• PROBLEM: Find the lines holding "fehlen" and copy them.

• THE INPUT:
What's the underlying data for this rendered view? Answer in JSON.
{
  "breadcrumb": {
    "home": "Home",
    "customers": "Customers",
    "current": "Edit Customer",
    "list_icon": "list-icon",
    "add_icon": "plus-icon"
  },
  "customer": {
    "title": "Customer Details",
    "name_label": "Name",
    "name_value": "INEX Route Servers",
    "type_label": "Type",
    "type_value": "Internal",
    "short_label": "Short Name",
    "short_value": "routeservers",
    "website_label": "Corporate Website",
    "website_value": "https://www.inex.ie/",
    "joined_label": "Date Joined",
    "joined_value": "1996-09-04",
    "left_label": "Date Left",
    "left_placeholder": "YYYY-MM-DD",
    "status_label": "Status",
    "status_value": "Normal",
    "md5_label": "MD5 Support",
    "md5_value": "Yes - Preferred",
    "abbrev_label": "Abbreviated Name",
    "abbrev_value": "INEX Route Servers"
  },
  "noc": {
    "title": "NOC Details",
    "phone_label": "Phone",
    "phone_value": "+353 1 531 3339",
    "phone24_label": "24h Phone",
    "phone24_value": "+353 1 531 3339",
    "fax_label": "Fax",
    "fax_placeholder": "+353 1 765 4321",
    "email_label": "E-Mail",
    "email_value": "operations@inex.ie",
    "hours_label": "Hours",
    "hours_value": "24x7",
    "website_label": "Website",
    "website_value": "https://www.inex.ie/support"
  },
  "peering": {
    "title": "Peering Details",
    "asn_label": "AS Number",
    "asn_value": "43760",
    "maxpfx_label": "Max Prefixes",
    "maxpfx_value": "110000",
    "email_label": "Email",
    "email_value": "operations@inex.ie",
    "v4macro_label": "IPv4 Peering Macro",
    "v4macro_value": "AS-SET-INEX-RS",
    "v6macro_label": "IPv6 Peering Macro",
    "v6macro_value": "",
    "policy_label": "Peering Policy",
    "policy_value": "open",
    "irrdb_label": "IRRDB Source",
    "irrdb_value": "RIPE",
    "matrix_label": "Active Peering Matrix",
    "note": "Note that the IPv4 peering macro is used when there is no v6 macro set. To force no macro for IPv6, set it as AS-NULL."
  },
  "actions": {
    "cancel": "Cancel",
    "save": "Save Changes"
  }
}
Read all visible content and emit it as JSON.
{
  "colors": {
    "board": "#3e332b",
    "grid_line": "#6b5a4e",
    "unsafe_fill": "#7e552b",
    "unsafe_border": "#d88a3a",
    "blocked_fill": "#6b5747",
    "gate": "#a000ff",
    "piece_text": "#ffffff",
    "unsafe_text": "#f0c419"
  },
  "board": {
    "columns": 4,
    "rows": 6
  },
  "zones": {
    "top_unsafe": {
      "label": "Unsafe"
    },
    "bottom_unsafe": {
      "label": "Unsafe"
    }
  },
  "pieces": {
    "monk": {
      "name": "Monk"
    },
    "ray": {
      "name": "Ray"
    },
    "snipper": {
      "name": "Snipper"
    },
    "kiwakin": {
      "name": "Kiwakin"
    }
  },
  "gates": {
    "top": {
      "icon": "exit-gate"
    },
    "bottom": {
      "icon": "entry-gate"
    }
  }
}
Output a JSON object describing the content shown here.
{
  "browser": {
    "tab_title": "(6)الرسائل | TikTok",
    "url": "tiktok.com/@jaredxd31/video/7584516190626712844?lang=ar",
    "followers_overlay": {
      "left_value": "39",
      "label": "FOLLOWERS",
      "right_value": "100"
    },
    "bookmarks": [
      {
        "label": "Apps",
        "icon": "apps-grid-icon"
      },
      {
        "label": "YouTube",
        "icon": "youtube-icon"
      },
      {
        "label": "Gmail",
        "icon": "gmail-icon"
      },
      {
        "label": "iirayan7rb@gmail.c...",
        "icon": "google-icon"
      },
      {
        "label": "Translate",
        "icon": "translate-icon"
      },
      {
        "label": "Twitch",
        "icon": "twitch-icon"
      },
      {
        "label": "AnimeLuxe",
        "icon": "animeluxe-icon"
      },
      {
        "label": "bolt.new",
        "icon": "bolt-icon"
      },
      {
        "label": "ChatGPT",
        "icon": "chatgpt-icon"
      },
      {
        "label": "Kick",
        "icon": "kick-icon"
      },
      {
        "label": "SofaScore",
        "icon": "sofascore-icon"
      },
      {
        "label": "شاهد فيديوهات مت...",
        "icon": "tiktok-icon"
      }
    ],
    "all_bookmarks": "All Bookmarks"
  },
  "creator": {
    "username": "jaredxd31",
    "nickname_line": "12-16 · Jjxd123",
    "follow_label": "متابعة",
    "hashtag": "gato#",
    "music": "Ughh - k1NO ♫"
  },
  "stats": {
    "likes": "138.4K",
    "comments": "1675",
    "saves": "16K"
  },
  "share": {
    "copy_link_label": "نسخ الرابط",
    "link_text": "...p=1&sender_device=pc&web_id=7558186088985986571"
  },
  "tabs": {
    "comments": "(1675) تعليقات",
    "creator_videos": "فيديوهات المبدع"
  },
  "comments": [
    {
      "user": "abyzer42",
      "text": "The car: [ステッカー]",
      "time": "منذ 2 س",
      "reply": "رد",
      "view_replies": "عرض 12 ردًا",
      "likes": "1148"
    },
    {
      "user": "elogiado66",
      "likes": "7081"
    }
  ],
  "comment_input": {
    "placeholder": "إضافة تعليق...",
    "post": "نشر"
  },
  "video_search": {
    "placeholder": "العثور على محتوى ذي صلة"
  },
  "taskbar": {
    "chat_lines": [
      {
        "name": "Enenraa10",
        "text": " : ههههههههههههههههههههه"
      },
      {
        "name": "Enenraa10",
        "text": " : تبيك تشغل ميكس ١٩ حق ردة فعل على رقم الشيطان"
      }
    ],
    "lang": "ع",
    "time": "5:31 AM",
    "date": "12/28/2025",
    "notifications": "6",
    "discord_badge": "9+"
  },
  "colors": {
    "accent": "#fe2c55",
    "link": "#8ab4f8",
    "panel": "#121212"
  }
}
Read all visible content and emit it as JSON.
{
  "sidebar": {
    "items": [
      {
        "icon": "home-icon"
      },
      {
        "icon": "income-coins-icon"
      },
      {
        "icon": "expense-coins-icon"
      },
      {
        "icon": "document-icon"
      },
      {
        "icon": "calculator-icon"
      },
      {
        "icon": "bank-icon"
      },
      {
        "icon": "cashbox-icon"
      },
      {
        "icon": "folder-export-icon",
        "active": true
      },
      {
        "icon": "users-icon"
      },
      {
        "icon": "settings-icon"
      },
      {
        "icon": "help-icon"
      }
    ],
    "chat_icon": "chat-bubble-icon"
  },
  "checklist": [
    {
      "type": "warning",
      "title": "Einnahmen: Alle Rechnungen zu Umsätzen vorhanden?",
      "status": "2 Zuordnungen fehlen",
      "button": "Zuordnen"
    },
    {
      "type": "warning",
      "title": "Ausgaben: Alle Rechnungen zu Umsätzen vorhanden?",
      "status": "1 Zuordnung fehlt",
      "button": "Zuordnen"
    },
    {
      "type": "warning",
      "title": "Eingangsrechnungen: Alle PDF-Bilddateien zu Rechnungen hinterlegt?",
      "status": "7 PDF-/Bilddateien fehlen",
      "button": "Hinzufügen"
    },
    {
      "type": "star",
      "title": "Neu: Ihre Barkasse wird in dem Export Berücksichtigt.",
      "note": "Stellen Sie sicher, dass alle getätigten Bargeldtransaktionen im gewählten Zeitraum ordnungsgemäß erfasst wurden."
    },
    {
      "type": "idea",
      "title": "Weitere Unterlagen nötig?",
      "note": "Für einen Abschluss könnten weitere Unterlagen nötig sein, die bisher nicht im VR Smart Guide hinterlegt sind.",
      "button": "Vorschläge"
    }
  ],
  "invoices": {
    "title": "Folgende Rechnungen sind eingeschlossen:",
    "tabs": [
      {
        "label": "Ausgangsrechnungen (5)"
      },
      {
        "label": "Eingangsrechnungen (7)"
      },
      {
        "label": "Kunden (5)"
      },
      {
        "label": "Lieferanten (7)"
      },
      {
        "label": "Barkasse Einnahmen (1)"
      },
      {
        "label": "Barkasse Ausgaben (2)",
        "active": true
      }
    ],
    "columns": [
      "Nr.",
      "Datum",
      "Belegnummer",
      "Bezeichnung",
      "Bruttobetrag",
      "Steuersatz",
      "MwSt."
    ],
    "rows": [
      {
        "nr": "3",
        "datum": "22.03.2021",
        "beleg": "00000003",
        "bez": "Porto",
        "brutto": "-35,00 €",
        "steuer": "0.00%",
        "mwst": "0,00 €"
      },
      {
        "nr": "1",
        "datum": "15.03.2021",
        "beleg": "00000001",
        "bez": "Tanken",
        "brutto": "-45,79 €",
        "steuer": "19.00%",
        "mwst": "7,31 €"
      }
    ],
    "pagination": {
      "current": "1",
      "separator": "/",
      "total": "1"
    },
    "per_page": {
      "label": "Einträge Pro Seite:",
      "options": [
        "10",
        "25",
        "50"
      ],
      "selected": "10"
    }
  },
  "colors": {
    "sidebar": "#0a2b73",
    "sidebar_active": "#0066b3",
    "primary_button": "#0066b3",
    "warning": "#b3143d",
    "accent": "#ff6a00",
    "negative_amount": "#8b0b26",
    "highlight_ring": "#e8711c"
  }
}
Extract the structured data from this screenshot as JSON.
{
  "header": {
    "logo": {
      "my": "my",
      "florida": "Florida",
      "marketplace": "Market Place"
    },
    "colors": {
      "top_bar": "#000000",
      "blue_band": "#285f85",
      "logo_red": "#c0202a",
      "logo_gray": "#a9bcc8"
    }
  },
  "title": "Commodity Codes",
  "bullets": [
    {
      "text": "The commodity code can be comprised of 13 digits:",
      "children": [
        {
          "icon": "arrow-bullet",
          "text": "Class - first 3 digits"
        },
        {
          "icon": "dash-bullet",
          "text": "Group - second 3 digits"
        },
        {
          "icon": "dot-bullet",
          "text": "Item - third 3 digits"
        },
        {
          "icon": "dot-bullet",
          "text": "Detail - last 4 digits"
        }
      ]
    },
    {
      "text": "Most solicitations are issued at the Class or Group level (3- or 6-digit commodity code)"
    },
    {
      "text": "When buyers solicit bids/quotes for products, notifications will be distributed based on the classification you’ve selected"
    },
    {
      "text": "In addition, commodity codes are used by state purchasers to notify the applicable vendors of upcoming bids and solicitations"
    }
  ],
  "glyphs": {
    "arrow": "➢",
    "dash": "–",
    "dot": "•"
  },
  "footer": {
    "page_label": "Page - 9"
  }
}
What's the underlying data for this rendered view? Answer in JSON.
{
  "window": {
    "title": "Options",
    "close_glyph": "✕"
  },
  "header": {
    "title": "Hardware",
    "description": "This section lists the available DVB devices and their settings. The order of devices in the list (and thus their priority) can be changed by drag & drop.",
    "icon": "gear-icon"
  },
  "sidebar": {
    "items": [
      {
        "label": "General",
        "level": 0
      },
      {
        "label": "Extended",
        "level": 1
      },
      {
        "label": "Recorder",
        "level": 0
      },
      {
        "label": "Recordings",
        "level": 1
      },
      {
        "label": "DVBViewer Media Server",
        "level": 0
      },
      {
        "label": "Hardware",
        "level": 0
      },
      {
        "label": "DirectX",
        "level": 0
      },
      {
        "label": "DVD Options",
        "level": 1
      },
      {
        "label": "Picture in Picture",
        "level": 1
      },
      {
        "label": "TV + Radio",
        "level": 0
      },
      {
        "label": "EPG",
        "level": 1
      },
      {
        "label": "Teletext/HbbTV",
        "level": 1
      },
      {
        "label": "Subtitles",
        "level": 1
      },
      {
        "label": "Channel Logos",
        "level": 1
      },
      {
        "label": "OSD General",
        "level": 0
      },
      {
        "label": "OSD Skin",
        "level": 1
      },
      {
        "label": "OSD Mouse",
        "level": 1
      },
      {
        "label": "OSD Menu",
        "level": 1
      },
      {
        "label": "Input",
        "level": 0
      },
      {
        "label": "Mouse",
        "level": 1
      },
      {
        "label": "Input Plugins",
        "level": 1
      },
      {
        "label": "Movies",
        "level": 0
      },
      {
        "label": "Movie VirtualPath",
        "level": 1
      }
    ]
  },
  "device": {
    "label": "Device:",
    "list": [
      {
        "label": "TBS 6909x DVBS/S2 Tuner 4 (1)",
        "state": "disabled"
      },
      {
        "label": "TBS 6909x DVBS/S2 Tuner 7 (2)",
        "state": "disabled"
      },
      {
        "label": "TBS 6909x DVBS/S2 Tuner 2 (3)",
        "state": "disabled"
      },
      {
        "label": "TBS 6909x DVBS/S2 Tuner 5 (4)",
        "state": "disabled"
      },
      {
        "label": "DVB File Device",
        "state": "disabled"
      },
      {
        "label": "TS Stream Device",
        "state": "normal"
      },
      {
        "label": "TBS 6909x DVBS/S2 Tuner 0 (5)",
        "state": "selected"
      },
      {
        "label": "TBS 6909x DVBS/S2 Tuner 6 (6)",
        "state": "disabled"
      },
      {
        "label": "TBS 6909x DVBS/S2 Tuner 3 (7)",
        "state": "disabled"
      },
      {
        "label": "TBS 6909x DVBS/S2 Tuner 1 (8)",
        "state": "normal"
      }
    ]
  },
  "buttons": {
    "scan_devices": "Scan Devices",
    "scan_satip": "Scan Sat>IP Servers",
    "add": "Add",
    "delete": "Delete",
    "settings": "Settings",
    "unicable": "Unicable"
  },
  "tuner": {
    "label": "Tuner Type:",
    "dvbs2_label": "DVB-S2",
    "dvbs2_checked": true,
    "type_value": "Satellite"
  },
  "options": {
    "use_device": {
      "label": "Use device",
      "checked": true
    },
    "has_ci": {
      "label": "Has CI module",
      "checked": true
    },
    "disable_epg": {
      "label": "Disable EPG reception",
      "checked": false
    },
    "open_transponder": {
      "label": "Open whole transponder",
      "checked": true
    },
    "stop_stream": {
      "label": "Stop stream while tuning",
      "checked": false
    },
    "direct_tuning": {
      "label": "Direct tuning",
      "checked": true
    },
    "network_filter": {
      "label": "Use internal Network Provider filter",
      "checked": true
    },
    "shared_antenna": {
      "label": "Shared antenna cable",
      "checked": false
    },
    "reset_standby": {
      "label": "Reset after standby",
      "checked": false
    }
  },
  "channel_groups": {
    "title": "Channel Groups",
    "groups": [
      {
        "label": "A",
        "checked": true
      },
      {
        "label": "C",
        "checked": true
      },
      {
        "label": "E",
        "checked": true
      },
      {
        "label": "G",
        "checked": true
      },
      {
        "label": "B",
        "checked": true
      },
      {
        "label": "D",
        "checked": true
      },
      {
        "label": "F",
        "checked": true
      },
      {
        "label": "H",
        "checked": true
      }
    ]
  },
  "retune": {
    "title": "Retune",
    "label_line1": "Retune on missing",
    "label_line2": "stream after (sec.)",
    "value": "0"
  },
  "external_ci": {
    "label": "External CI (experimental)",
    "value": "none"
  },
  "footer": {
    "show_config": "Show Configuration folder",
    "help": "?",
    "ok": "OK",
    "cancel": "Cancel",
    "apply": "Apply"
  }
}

• FULL OUTPUT:
      "status": "2 Zuordnungen fehlen",
      "status": "7 PDF-/Bilddateien fehlen",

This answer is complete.